-- What you should do --
Find each line containing the string "this" and return it.

-- Supplied records --
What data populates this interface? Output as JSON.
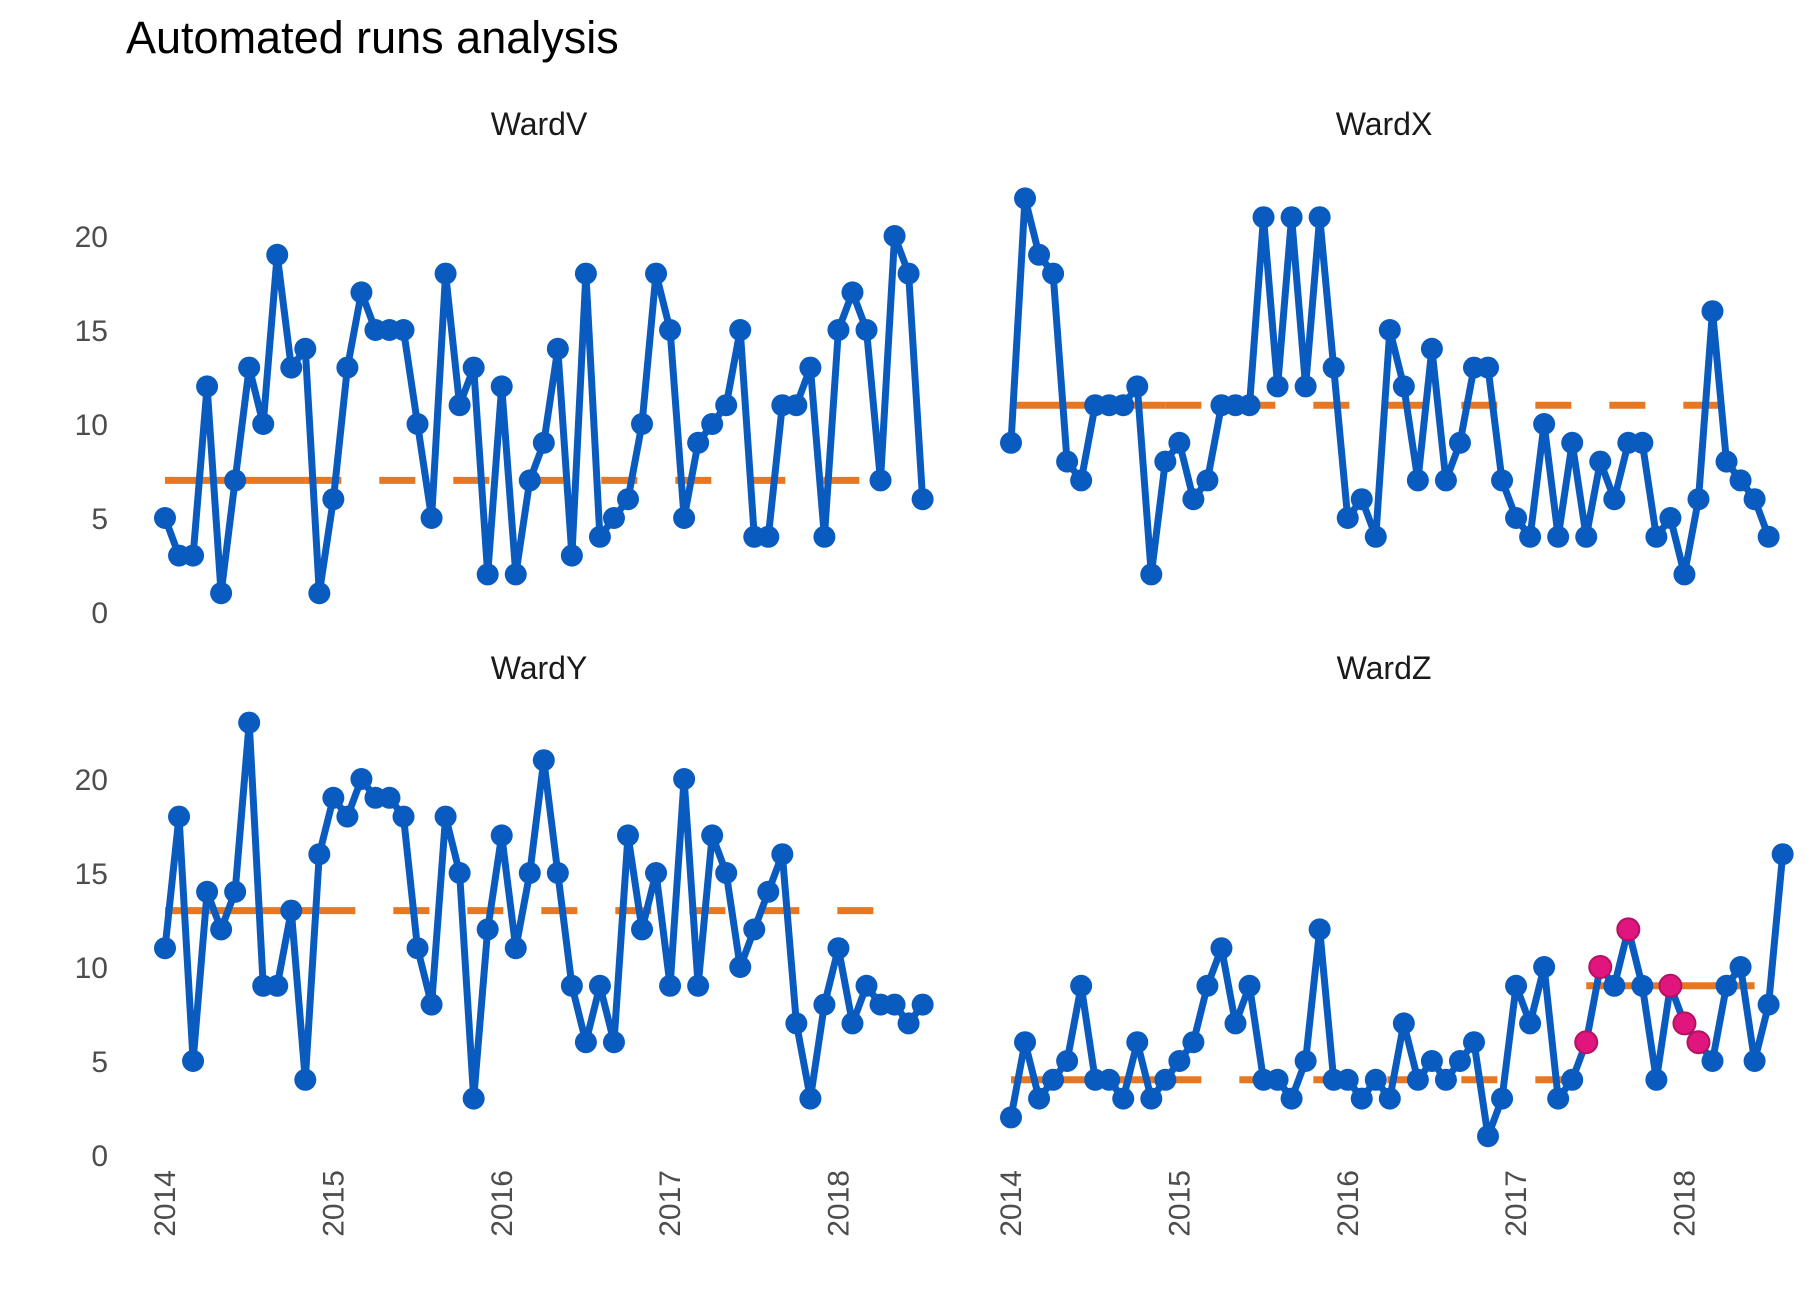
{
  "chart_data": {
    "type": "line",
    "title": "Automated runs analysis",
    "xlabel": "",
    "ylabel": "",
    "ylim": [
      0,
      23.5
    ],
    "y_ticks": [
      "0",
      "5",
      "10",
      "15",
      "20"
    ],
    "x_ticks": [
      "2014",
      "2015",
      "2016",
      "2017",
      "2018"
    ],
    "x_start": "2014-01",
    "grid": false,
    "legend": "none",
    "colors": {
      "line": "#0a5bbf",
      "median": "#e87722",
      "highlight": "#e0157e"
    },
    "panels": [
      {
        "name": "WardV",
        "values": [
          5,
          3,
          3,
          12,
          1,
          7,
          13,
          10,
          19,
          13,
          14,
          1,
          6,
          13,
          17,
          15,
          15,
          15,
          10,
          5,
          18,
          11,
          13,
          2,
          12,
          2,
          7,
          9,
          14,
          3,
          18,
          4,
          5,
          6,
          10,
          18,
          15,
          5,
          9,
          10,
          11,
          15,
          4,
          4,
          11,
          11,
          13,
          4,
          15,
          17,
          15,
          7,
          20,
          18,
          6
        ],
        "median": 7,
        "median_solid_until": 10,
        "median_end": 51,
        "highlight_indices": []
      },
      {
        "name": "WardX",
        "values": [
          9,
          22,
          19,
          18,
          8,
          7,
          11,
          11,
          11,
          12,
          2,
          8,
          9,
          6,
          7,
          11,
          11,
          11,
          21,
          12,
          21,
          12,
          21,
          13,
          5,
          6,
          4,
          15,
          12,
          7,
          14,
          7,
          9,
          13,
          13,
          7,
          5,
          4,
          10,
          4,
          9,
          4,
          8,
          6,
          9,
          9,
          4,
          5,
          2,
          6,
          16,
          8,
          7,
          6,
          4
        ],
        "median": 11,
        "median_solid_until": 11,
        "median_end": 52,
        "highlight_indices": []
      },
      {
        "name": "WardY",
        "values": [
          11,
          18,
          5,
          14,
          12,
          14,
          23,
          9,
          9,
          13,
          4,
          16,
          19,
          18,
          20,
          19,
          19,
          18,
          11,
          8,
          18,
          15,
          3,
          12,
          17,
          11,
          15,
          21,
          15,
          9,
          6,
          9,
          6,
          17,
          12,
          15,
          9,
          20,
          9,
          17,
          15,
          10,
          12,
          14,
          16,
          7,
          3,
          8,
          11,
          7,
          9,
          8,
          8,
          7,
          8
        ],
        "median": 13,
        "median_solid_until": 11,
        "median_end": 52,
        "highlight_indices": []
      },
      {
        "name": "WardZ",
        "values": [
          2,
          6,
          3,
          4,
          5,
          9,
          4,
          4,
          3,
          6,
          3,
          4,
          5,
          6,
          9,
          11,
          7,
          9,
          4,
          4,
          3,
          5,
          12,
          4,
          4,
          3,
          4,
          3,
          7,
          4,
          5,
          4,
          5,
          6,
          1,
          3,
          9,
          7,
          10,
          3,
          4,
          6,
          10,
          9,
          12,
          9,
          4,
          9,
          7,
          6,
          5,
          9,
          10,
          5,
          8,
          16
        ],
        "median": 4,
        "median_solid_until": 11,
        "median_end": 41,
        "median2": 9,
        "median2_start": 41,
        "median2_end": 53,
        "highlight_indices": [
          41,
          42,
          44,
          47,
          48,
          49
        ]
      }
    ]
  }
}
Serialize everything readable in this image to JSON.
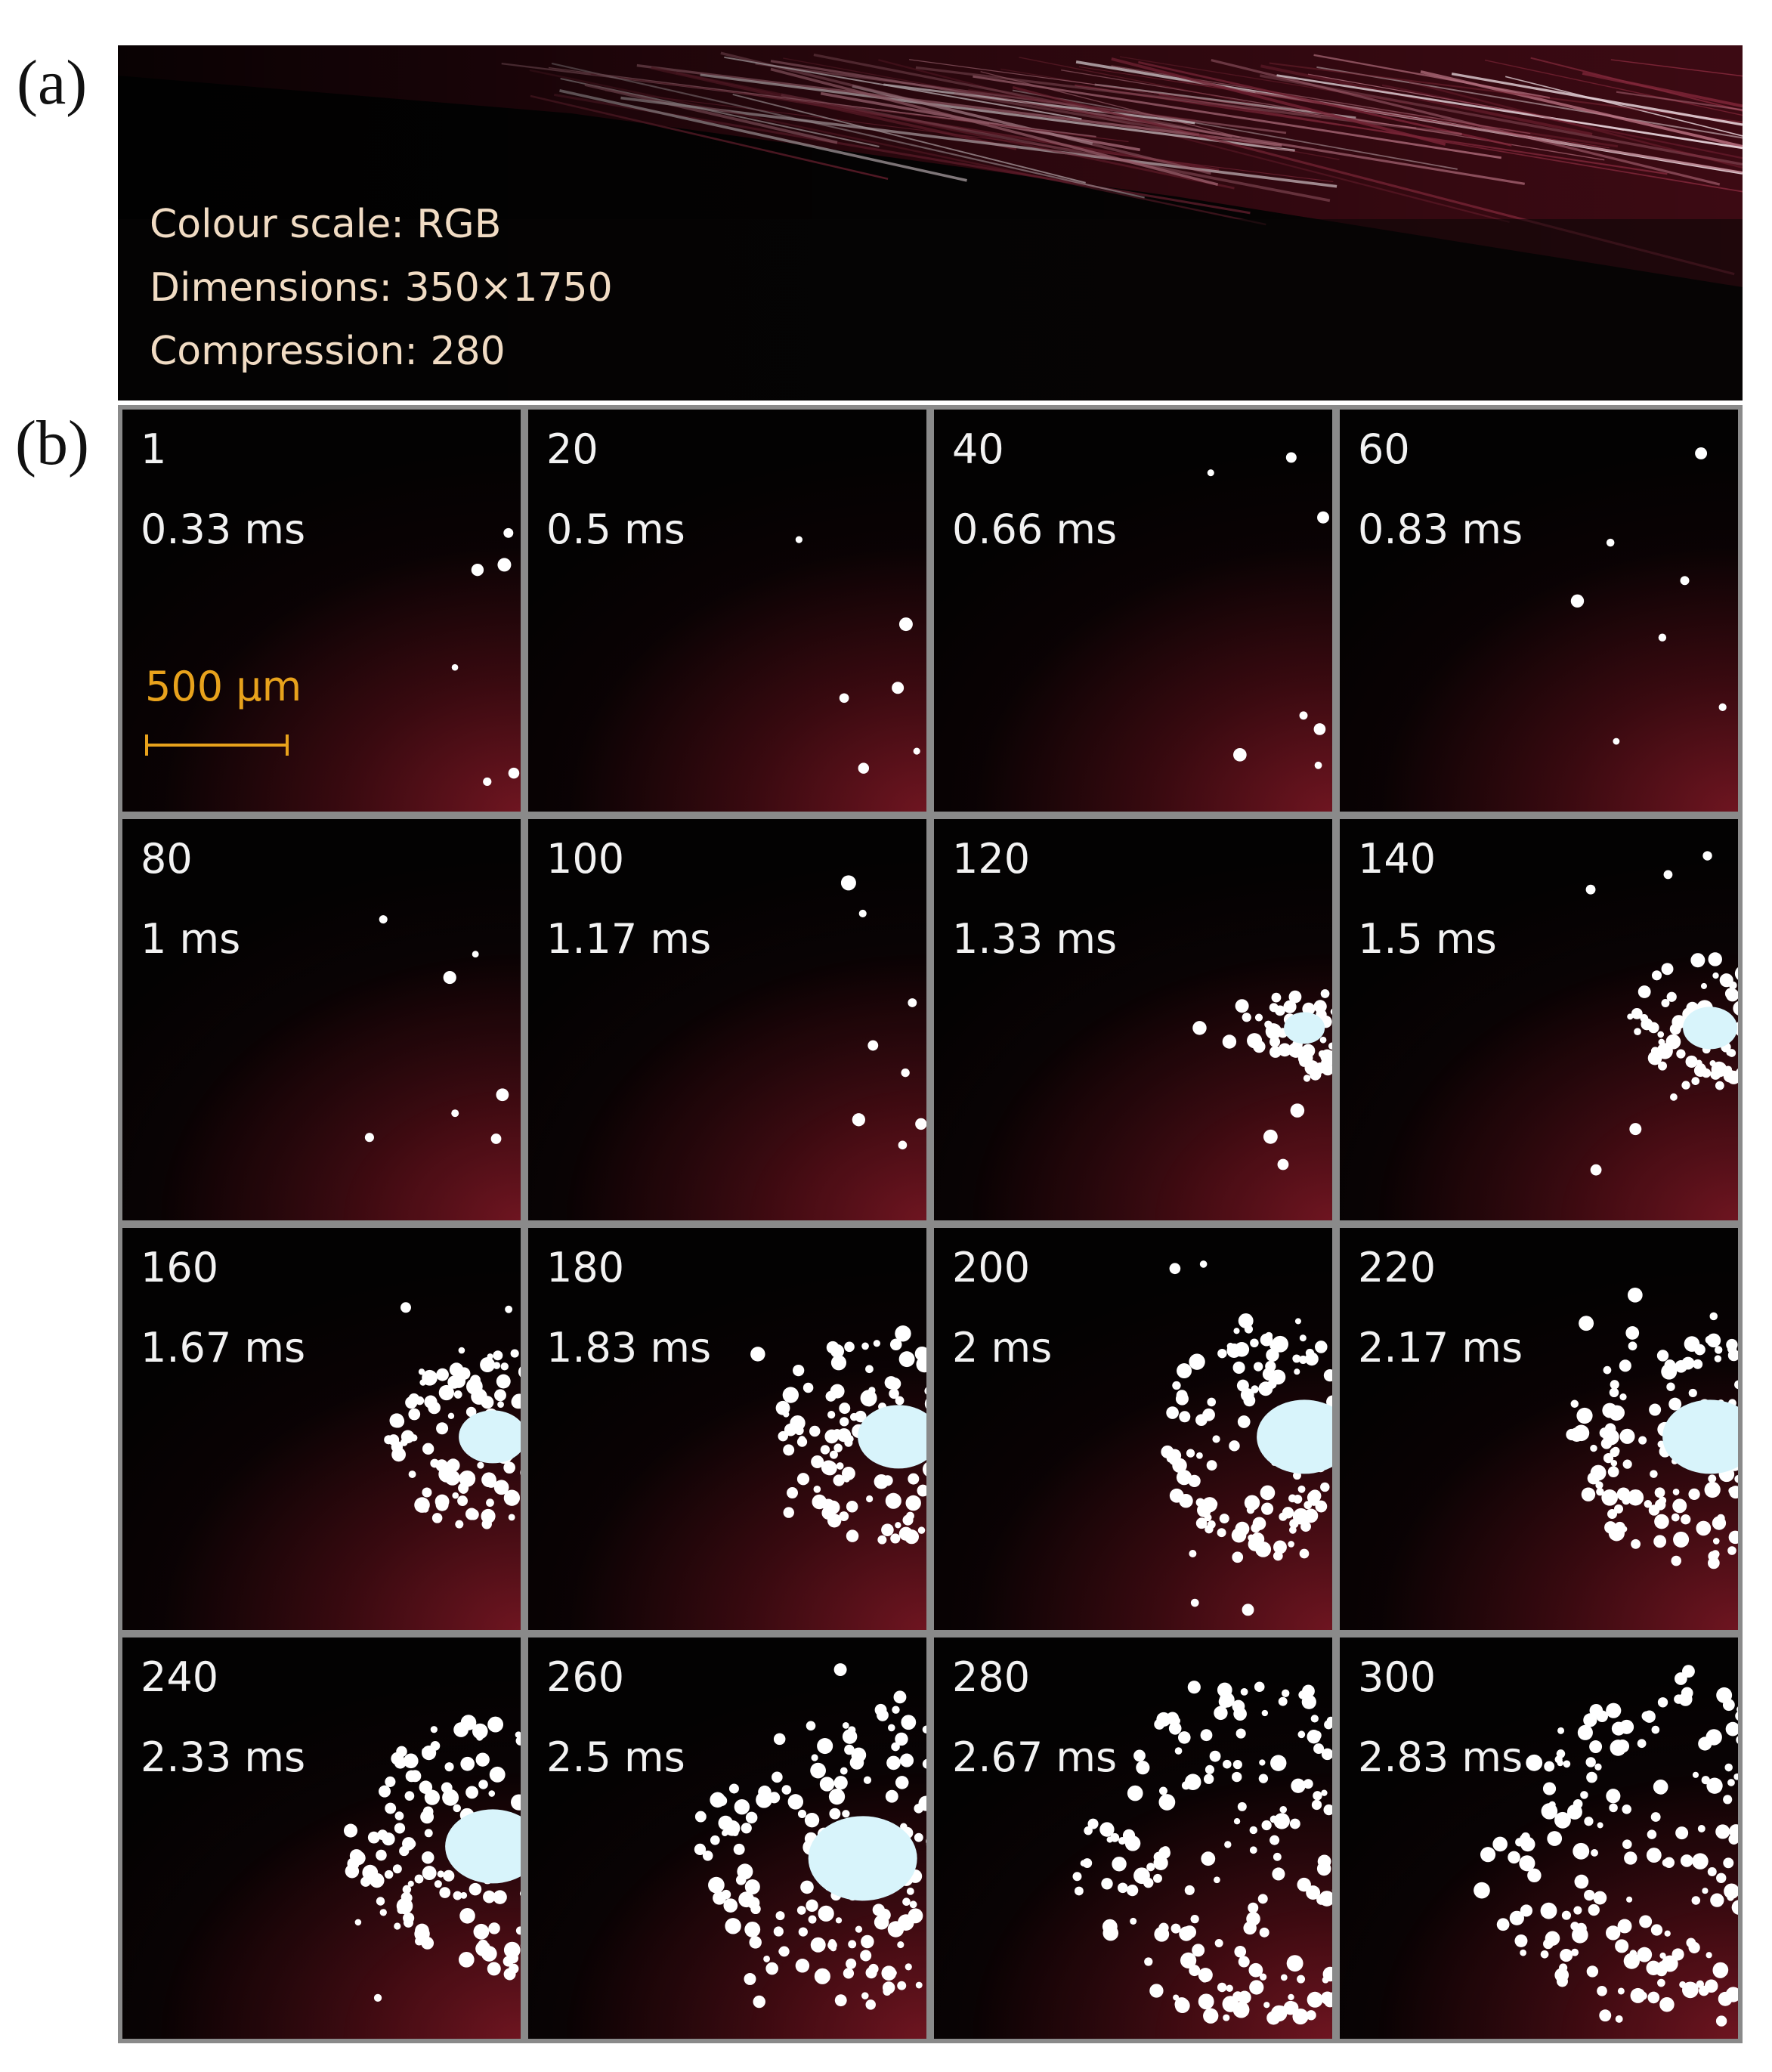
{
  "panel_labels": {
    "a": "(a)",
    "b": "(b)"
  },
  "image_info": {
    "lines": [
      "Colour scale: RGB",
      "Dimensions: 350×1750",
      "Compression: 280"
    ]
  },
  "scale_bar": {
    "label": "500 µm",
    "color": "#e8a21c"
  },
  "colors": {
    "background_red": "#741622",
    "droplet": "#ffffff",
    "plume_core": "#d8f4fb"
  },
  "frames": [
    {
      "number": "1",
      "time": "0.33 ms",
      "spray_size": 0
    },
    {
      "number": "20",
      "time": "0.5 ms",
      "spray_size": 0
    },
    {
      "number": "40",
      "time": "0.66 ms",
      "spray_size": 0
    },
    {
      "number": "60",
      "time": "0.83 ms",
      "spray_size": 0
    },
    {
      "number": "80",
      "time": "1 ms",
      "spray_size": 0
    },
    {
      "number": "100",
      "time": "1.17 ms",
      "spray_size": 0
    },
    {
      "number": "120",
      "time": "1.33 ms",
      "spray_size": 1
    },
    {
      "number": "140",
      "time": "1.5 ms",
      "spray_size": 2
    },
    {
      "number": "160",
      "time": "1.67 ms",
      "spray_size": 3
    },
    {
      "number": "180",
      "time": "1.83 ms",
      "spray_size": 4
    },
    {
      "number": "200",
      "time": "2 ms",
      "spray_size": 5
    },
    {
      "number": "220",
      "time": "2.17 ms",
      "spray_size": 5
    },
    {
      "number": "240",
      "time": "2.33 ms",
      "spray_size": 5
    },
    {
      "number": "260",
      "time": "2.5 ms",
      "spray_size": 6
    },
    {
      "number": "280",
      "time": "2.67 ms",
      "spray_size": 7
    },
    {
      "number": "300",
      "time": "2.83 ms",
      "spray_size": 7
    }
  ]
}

-- Solution to the exercise --
What data populates this interface? Output as JSON.
Serialize everything readable in this image to JSON.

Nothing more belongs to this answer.